● Problem requirements: Identify all lines in the data containing the string "title". Copy them out.

** START OF Data to use **

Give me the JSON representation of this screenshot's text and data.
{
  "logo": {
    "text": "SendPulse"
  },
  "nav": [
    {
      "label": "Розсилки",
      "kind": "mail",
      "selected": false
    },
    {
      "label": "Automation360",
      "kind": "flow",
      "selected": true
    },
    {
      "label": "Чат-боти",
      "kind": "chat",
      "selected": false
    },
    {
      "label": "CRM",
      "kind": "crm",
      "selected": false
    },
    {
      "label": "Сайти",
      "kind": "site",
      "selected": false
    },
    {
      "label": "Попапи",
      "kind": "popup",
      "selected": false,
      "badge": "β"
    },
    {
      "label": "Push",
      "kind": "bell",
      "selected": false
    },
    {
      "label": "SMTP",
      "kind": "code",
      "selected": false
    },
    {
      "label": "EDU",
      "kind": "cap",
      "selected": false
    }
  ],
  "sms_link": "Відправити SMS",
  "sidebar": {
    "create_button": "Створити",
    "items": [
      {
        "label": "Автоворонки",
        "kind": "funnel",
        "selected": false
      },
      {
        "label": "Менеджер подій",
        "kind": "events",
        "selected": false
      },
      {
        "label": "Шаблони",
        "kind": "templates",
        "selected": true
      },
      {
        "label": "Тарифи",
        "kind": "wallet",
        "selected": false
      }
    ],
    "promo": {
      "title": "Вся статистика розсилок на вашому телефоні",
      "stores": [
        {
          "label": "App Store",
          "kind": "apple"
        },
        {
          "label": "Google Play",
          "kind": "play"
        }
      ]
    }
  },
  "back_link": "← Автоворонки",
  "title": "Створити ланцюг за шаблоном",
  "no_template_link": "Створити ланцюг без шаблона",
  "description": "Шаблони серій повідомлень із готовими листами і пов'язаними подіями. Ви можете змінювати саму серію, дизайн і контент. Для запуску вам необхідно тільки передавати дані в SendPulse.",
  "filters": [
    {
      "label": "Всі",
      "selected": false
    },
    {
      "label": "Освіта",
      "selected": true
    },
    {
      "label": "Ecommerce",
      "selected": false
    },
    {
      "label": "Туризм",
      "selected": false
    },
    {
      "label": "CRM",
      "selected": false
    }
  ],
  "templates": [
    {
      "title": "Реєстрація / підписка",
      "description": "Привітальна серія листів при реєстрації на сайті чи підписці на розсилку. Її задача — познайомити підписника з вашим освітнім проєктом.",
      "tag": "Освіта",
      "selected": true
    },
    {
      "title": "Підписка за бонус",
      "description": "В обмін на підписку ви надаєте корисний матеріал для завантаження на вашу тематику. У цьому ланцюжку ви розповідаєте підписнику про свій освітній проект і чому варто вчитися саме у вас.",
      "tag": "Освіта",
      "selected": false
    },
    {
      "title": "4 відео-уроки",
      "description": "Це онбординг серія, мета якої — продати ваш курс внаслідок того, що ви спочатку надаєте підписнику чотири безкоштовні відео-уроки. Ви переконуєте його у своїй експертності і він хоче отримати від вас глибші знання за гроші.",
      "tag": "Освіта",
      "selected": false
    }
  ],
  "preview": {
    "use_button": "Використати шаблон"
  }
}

** END OF Data to use **

● Written answer:
      "title": "Вся статистика розсилок на вашому телефоні",
  "title": "Створити ланцюг за шаблоном",
      "title": "Реєстрація / підписка",
      "title": "Підписка за бонус",
      "title": "4 відео-уроки",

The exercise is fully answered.